[Data items]
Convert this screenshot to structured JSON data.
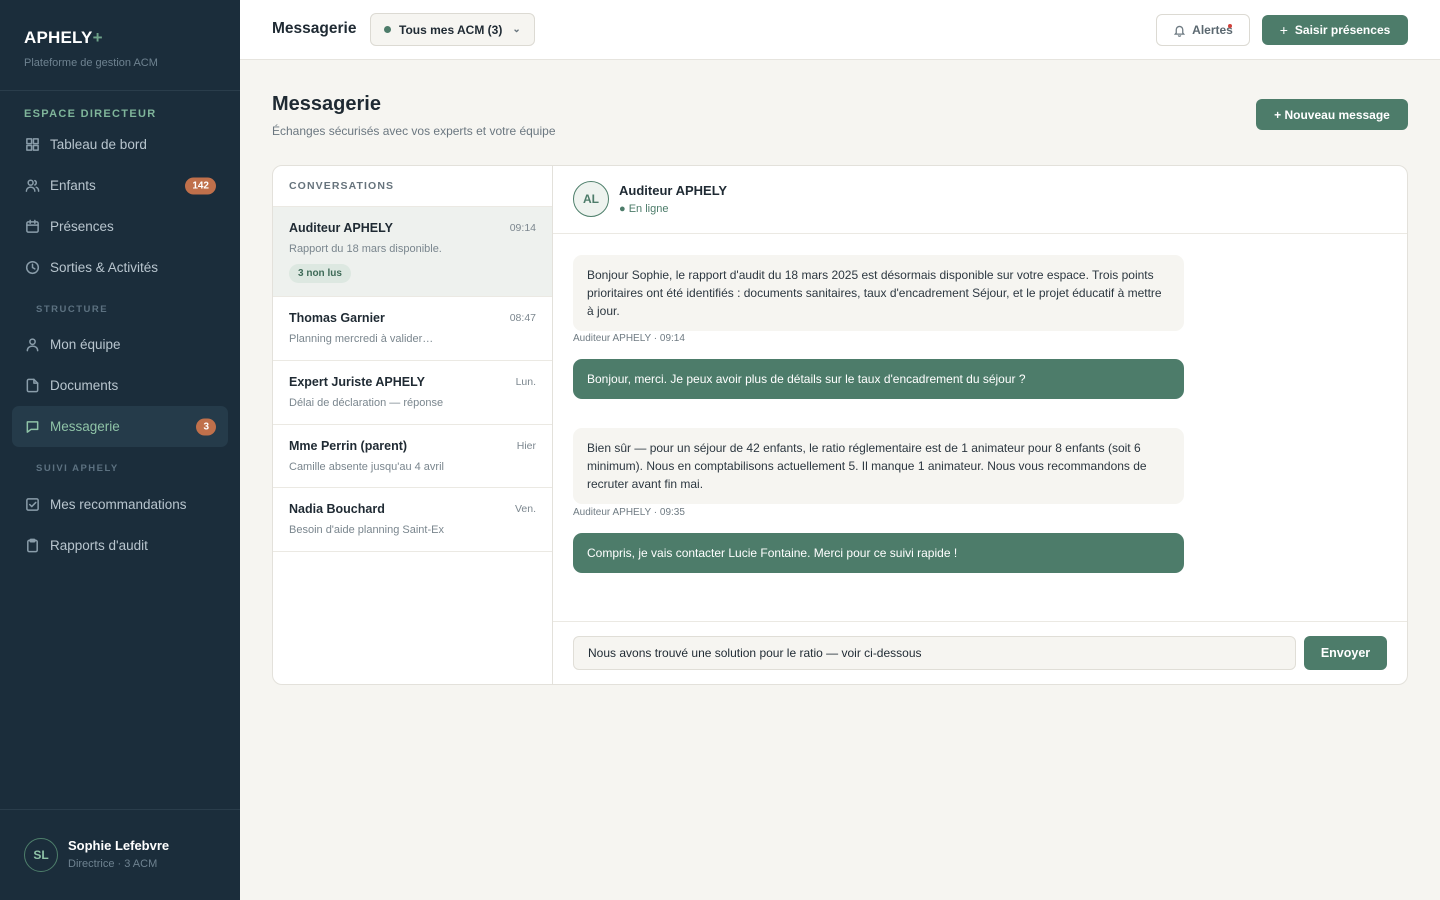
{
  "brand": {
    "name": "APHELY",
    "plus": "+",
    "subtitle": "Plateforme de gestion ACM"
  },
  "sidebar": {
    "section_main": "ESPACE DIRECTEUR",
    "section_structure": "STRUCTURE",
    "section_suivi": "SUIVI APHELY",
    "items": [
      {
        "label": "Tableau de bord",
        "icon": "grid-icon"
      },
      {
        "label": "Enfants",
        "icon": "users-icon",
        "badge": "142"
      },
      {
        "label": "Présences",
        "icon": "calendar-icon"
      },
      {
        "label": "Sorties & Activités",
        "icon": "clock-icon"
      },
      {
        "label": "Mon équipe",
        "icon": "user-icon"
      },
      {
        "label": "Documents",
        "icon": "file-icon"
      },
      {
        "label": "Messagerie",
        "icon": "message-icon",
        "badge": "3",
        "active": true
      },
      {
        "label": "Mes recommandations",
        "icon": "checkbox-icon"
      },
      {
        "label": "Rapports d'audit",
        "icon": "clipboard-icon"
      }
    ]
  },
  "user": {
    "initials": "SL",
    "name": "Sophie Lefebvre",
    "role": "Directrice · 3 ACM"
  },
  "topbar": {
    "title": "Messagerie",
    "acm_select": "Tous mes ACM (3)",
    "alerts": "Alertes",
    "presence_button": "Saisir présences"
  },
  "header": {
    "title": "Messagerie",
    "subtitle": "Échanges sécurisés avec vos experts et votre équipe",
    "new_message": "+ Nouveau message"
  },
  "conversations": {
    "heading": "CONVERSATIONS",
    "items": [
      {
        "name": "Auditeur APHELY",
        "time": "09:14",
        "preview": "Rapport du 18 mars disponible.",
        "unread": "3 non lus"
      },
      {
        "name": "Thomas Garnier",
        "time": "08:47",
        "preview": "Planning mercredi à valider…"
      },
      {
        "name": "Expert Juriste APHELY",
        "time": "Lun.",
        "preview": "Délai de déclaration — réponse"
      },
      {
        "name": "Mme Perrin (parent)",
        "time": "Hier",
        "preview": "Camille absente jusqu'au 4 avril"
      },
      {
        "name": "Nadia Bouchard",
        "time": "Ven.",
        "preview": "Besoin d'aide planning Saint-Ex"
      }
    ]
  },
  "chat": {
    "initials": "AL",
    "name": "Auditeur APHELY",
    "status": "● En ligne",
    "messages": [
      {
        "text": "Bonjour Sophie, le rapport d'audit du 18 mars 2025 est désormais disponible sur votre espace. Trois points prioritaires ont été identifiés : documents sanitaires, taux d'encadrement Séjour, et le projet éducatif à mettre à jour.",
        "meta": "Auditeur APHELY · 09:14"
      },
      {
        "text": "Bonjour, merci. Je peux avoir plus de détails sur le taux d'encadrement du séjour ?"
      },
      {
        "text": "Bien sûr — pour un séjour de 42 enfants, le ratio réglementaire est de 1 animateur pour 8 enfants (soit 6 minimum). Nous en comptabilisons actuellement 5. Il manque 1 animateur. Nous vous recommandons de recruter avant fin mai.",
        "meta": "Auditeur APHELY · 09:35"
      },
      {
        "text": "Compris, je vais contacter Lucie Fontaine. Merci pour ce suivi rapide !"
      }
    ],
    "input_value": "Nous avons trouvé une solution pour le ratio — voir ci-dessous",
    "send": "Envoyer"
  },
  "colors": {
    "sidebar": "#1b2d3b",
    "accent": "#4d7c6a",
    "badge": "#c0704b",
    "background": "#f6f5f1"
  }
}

Job -
Filter the entries and copy out every line with the word "text".

Solution for this task -
        "text": "Bonjour Sophie, le rapport d'audit du 18 mars 2025 est désormais disponible sur votre espace. Trois points prioritaires ont été identifiés : documents sanitaires, taux d'encadrement Séjour, et le projet éducatif à mettre à jour.",
        "text": "Bonjour, merci. Je peux avoir plus de détails sur le taux d'encadrement du séjour ?"
        "text": "Bien sûr — pour un séjour de 42 enfants, le ratio réglementaire est de 1 animateur pour 8 enfants (soit 6 minimum). Nous en comptabilisons actuellement 5. Il manque 1 animateur. Nous vous recommandons de recruter avant fin mai.",
        "text": "Compris, je vais contacter Lucie Fontaine. Merci pour ce suivi rapide !"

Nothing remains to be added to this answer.